## YOUR GOAL
Write the material out again in full, exactly.

## DATA FOR PROCESSING
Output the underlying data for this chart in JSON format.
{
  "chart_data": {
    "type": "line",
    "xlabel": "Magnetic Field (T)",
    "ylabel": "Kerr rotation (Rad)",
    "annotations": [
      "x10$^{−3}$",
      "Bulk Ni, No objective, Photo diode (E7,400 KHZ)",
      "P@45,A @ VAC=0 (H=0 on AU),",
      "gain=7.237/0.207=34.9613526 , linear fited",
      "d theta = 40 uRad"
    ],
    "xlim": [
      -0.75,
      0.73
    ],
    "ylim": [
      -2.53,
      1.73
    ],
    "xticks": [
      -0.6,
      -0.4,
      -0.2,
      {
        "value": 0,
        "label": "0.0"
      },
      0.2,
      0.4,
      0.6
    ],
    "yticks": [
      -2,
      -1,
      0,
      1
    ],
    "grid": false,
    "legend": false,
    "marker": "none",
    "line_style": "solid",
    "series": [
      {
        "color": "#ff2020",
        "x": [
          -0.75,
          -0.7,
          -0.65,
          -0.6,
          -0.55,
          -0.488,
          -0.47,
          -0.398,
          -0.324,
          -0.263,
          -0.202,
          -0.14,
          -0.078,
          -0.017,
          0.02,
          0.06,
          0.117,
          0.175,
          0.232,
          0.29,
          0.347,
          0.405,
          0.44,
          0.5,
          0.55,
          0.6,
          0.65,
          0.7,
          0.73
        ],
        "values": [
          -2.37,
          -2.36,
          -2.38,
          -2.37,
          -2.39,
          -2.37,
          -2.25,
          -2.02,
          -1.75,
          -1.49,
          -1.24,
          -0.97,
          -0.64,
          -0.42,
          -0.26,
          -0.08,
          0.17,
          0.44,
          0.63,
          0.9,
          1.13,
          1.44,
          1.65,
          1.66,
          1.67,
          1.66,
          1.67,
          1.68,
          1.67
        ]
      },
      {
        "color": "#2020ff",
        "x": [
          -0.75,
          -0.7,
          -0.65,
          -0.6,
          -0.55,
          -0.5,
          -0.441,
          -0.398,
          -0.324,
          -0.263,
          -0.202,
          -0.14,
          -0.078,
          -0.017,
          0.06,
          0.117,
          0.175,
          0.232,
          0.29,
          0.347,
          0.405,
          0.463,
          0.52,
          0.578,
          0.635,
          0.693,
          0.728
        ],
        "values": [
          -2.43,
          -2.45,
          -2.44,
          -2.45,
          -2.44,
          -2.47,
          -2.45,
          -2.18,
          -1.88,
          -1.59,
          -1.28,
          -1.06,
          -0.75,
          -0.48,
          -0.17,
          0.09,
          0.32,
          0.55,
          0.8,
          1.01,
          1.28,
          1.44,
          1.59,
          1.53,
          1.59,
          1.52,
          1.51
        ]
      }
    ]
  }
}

## OUTPUT OF THE TASK
Output the underlying data for this chart in JSON format.
{
  "chart_data": {
    "type": "line",
    "xlabel": "Magnetic Field (T)",
    "ylabel": "Kerr rotation (Rad)",
    "annotations": [
      "x10$^{−3}$",
      "Bulk Ni, No objective, Photo diode (E7,400 KHZ)",
      "P@45,A @ VAC=0 (H=0 on AU),",
      "gain=7.237/0.207=34.9613526 , linear fited",
      "d theta = 40 uRad"
    ],
    "xlim": [
      -0.75,
      0.73
    ],
    "ylim": [
      -2.53,
      1.73
    ],
    "xticks": [
      -0.6,
      -0.4,
      -0.2,
      {
        "value": 0,
        "label": "0.0"
      },
      0.2,
      0.4,
      0.6
    ],
    "yticks": [
      -2,
      -1,
      0,
      1
    ],
    "grid": false,
    "legend": false,
    "marker": "none",
    "line_style": "solid",
    "series": [
      {
        "color": "#ff2020",
        "x": [
          -0.75,
          -0.7,
          -0.65,
          -0.6,
          -0.55,
          -0.488,
          -0.47,
          -0.398,
          -0.324,
          -0.263,
          -0.202,
          -0.14,
          -0.078,
          -0.017,
          0.02,
          0.06,
          0.117,
          0.175,
          0.232,
          0.29,
          0.347,
          0.405,
          0.44,
          0.5,
          0.55,
          0.6,
          0.65,
          0.7,
          0.73
        ],
        "values": [
          -2.37,
          -2.36,
          -2.38,
          -2.37,
          -2.39,
          -2.37,
          -2.25,
          -2.02,
          -1.75,
          -1.49,
          -1.24,
          -0.97,
          -0.64,
          -0.42,
          -0.26,
          -0.08,
          0.17,
          0.44,
          0.63,
          0.9,
          1.13,
          1.44,
          1.65,
          1.66,
          1.67,
          1.66,
          1.67,
          1.68,
          1.67
        ]
      },
      {
        "color": "#2020ff",
        "x": [
          -0.75,
          -0.7,
          -0.65,
          -0.6,
          -0.55,
          -0.5,
          -0.441,
          -0.398,
          -0.324,
          -0.263,
          -0.202,
          -0.14,
          -0.078,
          -0.017,
          0.06,
          0.117,
          0.175,
          0.232,
          0.29,
          0.347,
          0.405,
          0.463,
          0.52,
          0.578,
          0.635,
          0.693,
          0.728
        ],
        "values": [
          -2.43,
          -2.45,
          -2.44,
          -2.45,
          -2.44,
          -2.47,
          -2.45,
          -2.18,
          -1.88,
          -1.59,
          -1.28,
          -1.06,
          -0.75,
          -0.48,
          -0.17,
          0.09,
          0.32,
          0.55,
          0.8,
          1.01,
          1.28,
          1.44,
          1.59,
          1.53,
          1.59,
          1.52,
          1.51
        ]
      }
    ]
  }
}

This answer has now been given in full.